* start DATA TO USE *
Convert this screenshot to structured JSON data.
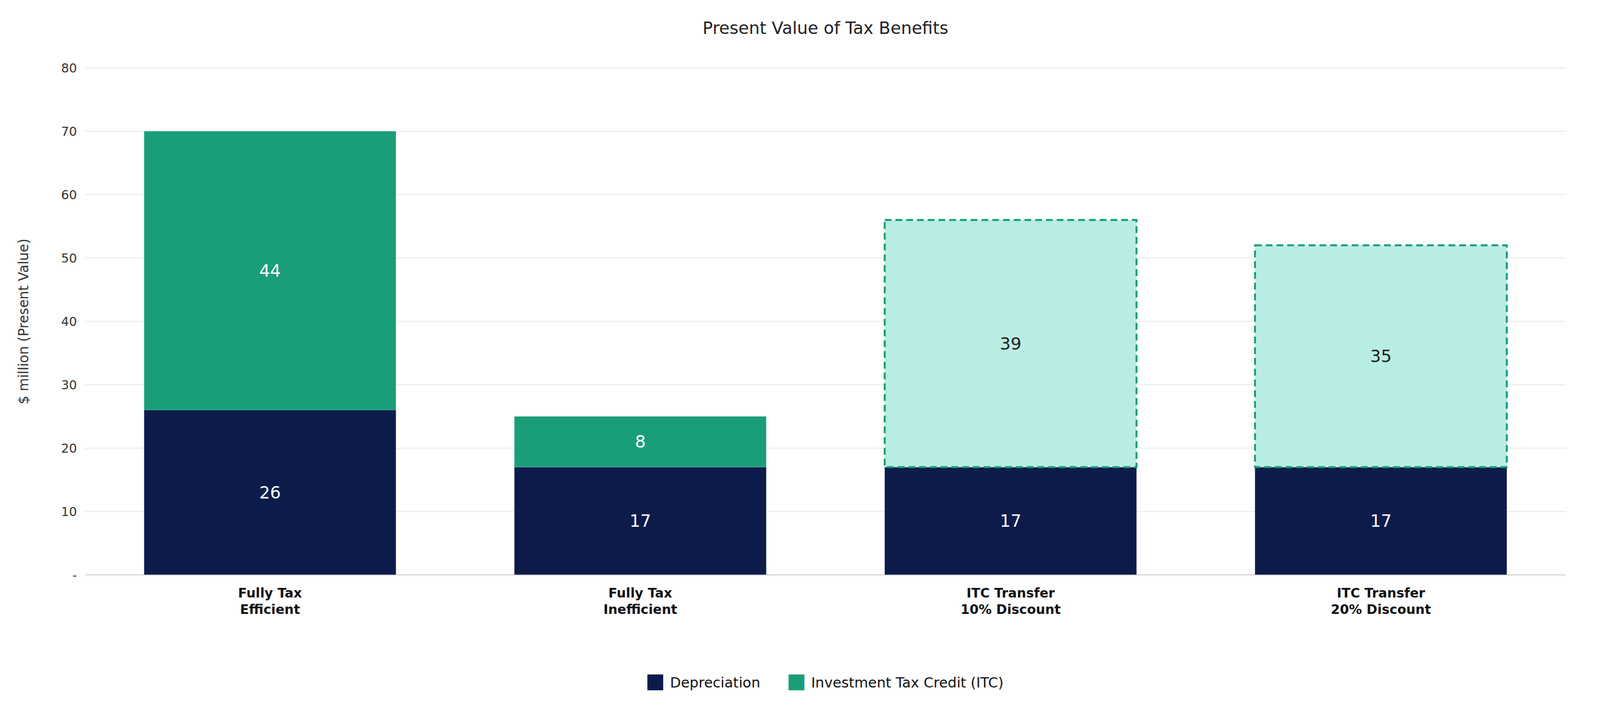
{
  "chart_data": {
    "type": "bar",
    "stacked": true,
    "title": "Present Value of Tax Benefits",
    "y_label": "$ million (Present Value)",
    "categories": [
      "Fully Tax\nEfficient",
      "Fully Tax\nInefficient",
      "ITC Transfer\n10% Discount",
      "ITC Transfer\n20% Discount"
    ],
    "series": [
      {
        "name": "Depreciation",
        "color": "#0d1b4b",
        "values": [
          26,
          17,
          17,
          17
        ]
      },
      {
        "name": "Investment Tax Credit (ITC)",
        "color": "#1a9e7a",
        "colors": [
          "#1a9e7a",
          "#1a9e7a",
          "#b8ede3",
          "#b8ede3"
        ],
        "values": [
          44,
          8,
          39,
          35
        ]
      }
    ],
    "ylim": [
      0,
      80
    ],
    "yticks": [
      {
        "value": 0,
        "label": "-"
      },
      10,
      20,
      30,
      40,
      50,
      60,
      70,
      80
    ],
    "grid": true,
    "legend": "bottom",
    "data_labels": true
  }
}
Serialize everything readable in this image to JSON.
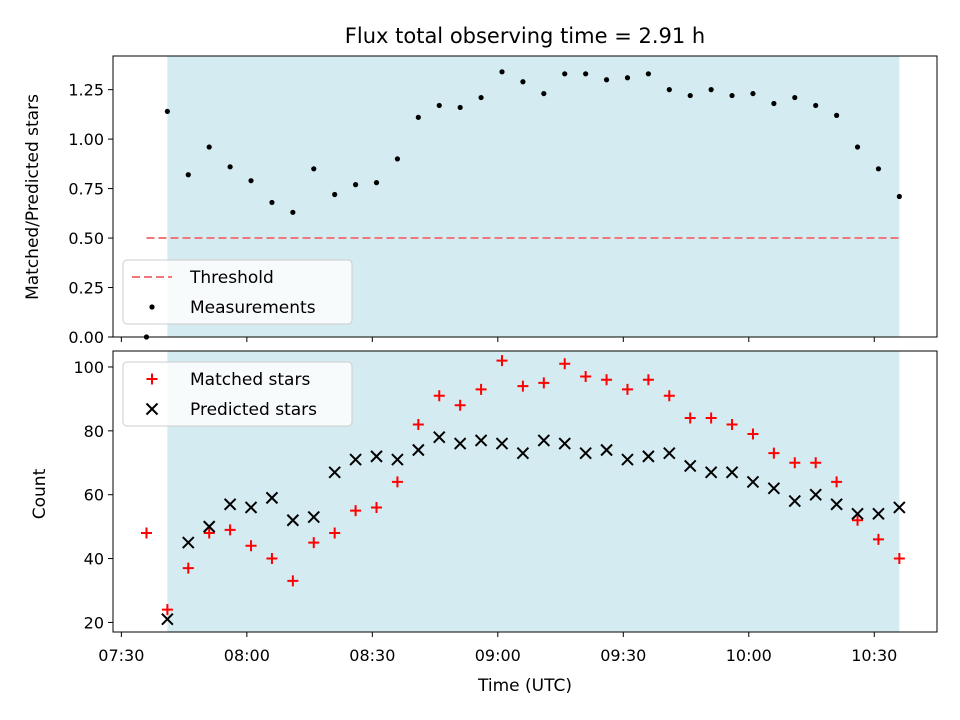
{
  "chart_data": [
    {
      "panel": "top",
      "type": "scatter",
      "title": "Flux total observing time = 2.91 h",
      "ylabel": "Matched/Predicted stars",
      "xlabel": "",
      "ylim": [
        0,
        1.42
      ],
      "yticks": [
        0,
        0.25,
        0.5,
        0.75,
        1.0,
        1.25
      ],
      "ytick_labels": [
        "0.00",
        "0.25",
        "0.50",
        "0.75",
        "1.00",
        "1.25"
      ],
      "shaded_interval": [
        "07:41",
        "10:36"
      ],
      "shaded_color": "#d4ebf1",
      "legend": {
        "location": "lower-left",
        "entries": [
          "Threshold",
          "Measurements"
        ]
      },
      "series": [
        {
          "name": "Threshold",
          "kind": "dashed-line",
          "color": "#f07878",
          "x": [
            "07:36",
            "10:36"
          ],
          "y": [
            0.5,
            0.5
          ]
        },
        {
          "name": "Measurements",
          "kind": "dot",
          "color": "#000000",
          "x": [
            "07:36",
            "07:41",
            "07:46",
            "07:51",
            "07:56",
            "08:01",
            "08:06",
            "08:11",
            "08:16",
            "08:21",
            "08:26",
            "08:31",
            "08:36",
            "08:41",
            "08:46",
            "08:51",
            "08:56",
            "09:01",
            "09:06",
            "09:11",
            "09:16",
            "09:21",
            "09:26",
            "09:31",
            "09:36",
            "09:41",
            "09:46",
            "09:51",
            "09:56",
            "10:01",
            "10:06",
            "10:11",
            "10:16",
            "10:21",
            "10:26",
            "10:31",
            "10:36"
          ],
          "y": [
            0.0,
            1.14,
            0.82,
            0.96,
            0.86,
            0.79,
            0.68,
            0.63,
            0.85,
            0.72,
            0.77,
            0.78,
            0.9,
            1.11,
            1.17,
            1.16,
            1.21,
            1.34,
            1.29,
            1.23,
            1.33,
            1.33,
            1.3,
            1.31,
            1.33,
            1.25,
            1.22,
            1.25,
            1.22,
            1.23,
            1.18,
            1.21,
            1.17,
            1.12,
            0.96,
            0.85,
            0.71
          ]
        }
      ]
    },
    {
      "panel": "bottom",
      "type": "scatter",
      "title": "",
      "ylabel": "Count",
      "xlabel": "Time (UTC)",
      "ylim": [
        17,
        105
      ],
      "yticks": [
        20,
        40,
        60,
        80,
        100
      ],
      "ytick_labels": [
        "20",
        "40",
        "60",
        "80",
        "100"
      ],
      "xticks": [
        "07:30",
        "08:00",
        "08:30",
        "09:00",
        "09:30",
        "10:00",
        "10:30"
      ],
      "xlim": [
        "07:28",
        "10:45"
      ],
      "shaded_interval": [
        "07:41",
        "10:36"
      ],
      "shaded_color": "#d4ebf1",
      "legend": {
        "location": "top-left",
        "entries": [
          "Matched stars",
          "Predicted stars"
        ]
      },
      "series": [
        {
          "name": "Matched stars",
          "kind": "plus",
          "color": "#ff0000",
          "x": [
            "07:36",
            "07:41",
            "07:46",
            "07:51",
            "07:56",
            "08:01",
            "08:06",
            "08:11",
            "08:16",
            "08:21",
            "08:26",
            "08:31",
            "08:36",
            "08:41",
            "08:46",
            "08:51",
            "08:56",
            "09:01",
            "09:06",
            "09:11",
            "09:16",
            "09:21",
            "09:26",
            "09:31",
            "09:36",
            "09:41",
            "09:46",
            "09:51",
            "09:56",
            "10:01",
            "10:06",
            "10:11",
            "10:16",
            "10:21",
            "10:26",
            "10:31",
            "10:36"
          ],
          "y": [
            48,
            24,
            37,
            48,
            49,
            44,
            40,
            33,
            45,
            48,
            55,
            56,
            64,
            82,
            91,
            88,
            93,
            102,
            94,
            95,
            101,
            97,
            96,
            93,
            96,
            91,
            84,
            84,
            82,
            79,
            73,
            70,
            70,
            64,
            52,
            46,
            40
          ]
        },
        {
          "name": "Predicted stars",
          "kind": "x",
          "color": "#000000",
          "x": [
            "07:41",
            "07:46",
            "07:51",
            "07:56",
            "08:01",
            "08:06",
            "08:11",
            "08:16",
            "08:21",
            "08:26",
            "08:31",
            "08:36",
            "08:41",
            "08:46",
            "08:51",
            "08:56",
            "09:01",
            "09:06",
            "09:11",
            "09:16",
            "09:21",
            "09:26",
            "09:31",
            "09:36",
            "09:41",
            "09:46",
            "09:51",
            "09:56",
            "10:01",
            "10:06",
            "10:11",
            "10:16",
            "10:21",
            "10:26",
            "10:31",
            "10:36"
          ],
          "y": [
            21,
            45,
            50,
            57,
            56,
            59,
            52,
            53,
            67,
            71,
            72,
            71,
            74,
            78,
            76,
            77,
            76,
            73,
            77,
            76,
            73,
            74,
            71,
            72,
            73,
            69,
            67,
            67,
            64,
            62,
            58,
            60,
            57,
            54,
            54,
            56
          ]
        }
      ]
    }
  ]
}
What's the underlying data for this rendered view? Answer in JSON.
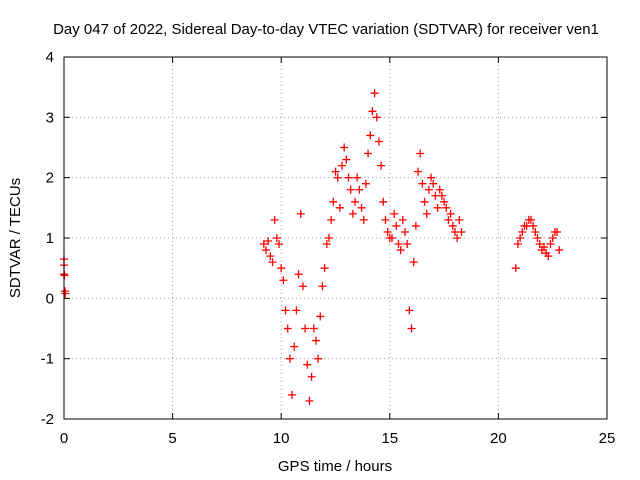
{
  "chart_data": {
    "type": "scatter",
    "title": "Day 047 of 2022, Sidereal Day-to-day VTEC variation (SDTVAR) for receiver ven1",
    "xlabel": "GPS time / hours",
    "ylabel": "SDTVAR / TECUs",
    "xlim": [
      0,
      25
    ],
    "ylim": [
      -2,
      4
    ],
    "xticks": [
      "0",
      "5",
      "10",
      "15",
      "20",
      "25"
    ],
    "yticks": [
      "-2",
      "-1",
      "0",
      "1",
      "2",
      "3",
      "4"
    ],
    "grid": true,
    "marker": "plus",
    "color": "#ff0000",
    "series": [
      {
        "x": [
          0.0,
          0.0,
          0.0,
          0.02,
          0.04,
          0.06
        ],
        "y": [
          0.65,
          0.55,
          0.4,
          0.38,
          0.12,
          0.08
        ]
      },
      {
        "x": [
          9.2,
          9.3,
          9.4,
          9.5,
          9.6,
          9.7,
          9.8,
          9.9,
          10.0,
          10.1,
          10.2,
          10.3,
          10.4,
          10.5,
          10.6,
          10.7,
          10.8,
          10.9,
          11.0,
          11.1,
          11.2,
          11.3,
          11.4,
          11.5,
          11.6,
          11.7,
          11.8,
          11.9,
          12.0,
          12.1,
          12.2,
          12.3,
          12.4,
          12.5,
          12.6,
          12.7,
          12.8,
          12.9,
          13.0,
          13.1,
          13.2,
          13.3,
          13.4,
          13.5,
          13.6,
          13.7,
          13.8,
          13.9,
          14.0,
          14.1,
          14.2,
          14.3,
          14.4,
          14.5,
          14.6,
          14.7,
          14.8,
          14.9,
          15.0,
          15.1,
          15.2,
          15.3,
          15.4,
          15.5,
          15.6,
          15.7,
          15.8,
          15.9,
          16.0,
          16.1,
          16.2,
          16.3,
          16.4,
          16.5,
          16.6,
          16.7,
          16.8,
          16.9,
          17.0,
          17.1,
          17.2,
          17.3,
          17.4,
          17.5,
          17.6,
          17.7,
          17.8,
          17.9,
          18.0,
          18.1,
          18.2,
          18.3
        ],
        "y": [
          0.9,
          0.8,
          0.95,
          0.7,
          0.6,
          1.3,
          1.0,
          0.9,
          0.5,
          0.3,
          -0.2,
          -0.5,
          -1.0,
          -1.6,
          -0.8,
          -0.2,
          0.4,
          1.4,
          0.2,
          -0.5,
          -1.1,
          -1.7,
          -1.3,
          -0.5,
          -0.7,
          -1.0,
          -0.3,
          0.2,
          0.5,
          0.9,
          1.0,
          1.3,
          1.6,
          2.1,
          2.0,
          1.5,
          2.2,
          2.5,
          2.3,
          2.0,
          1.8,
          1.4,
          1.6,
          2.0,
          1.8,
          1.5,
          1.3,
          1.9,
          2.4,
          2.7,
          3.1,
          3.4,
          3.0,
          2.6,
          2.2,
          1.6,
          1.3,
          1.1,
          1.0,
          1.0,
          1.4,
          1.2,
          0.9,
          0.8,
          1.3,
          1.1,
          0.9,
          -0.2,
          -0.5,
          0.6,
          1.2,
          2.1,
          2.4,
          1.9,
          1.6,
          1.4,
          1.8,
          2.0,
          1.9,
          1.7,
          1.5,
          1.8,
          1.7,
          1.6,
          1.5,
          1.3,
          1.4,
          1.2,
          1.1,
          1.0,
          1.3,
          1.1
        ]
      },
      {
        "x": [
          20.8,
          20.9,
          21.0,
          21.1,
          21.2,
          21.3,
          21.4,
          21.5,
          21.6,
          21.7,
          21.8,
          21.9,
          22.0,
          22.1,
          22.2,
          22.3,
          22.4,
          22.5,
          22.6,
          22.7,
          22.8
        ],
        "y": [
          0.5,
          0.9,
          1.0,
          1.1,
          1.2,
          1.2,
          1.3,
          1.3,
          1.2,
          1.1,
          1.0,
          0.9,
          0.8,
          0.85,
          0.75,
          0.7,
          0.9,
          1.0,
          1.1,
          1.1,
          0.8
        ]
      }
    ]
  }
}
* end DATA TO USE *
§ WRITTEN TASK: Filter the entries down to the lines containing "Fully". Copy each of those lines.

§ RESULT:
      "Fully Tax\nEfficient",
      "Fully Tax\nInefficient",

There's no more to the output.